● **STUDY TEXT**

Captain’s Call

Kolkata: IPL Trophy on display during 2019 IPL trophy tour at South City Mall in Kolkata, on March 30, 2019. (Photo: Kuntal Chakrabarty/IANS)


When the coronavirus burst on to the headlines in a purely home context, which was quite a long while ago, it was Sourav Ganguly, president of the Board of Control for Cricket in India, who said, very emphatically, that the Indian Premier League, the midsummer summer show of Twenty20 matches, would be held on time.

The statement risked widespread ridicule ~ and duly copped it too, in limited segments of the media. It feels faintly amusing now, so many weeks later, that he has resigned himself to the all-pervasive uncertainty in the wake of the outbreak, to the extent of saying that this is not the time when you prattle about sport.

Saving localised humanity ~ starving, in need of a lot of things a world away from bowling, batting, fielding and a little jiggerry-pokery along the way ~ is now the name of the game. But speech may have been divinely given to the board to hide its thoughts.

The IPL, frankly speaking, was never really given up on. And, even after the second instalment of the Centrally announced lockdown, the BCCI, however distressed by the plight of the virus-afflicted millions of this land, worked assiduously for its own purpose, regardless of how inopportunely, even cynically timed it might have seemed, to be fulfilled.

And we all know why. The IPL is the goose that lays Indian cricket’s golden eggs. If the coronavirus were to cut it open, scuppering a season’s lark, things would have been really hard to bounce back from. So far so bad. There is more to it than just this, to be sure.

● **GIVEN INFORMATION**
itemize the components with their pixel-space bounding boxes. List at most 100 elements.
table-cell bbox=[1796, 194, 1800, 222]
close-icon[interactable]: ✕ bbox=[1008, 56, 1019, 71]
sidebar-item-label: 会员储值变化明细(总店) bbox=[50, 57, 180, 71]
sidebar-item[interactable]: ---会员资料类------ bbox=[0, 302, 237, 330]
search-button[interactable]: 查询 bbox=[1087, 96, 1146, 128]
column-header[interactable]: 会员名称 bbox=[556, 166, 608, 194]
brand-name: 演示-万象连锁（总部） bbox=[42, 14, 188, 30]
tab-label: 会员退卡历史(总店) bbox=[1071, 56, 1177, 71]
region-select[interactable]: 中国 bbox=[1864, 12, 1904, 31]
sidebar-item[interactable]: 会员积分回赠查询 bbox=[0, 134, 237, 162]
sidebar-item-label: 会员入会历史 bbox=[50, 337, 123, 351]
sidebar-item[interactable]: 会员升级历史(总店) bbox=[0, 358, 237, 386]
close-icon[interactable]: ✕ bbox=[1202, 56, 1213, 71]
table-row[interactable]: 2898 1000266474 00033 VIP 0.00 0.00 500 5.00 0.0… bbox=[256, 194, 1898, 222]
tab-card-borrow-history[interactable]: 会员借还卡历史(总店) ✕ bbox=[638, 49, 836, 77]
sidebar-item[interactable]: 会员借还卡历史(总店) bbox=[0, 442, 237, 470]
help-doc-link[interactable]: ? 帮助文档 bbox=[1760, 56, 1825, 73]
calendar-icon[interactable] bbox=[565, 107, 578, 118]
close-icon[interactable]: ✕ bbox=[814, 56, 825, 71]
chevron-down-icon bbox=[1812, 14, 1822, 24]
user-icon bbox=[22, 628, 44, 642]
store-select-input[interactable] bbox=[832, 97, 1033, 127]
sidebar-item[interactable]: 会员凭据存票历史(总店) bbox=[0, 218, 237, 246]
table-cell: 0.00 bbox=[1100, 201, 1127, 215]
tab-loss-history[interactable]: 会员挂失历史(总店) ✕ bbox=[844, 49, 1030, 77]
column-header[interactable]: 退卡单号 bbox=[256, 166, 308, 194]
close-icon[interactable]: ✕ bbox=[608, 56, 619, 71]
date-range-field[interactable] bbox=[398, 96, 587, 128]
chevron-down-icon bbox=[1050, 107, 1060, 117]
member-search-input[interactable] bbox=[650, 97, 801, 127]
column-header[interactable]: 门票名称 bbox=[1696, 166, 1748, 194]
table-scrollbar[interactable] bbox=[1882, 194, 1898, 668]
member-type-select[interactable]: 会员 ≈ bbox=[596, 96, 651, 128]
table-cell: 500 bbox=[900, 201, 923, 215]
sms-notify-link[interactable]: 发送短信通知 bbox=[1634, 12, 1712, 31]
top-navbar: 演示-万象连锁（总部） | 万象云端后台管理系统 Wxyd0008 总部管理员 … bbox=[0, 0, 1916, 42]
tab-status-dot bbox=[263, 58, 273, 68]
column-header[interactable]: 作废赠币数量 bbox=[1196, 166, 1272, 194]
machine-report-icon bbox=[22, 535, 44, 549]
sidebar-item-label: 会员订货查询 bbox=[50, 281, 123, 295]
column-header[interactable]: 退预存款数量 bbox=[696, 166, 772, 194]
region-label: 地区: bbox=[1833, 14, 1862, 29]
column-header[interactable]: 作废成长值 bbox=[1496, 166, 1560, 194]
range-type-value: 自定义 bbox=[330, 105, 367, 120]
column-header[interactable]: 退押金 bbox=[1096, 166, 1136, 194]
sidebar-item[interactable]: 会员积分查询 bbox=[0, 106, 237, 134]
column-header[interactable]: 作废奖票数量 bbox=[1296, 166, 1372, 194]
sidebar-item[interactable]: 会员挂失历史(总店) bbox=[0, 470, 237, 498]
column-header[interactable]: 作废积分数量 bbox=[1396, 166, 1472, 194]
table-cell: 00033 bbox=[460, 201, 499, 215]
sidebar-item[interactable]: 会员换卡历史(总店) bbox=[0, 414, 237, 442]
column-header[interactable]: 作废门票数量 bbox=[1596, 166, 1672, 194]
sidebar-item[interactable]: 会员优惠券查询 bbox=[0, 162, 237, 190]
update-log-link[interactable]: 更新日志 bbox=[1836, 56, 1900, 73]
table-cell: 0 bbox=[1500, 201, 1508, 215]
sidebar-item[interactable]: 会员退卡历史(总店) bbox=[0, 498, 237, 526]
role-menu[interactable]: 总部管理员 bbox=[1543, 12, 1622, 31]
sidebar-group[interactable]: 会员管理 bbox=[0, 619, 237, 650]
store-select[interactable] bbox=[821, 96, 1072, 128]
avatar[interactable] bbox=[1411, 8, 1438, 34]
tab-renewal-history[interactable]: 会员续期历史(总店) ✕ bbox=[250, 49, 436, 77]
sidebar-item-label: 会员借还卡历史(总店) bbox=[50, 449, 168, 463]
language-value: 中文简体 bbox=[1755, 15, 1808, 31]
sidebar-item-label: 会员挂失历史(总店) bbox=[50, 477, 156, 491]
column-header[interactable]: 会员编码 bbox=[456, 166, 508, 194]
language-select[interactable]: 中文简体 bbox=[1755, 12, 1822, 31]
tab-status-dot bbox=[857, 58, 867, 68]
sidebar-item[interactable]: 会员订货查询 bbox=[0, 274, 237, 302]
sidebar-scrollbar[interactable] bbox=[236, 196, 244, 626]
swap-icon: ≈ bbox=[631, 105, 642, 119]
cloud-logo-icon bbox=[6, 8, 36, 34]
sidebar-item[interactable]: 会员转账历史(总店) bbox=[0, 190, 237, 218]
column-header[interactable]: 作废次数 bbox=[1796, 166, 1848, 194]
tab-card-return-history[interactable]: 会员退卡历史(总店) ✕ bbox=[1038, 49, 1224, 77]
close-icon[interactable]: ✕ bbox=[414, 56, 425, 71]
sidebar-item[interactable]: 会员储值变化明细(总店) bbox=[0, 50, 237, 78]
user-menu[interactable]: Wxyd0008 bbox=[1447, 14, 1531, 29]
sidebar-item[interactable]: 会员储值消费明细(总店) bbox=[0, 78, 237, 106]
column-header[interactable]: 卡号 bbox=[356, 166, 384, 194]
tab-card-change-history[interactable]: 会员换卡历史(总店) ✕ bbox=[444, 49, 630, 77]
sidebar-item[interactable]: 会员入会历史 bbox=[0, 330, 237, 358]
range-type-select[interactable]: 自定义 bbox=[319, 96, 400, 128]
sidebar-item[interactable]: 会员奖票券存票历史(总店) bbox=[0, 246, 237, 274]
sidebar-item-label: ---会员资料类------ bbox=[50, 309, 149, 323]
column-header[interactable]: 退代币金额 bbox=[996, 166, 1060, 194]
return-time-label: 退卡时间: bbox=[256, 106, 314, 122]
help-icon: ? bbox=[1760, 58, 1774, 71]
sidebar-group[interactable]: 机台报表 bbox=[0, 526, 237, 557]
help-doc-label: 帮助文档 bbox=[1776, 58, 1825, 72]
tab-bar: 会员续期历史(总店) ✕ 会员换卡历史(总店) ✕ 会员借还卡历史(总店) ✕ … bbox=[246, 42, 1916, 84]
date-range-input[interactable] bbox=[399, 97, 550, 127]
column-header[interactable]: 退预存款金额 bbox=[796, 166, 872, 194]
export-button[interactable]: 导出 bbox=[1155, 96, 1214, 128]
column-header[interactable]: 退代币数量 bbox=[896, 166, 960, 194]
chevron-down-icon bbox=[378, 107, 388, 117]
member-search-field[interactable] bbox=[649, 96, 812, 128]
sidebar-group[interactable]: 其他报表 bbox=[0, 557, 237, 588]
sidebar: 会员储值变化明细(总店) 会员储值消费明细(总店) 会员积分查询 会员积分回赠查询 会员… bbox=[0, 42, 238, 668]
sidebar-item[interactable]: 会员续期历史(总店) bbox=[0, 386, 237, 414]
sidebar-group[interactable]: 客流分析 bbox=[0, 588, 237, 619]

● **WORK TASK 1**
In the editorial on the IPL, who said that the league would be held on time?
● **WORK TASK 2**
Continue the editorial on the IPL from its final sentence.
The rows come from a separate source and are unrelated to the text.

● **WRITTEN REPLY 1**
Sourav Ganguly, president of the Board of Control for Cricket in India.

● **WRITTEN REPLY 2**
The television company that holds the telecast rights to the IPL is also to show the Twenty20 World Cup this October-November in Australia and the Asia Cup, somewhere, some time in 2020. There has been talk that for the IPL to be held ~ with or without its usual retinue of overseas stars, going on for its customary length or finding itself abbreviated ~ one of the two other tournaments will have to be shelved.

But the International Cricket Council can scarcely welcome any attempt at tinkering with the World Cup with a whoop and a holler, given that it happens to be its own tournament.

If Indians mind being dubbed so insular as to be maniacally mindful only of their own interests, they might not want to skip the Asia Cup simply because this year was Pakistan’s turn to host it and the Asian Cricket Council shifted it from there only to ensure the participation in it of Virat Kohli and his compatriots.

So it now happens to be a three-way overpass descending bang into the middle of a dreadful mess. The choice before Ganguly is quite clearly between tact and vision. The whole of India waits for him to show the path out of the confusion, hoping he fits the bill.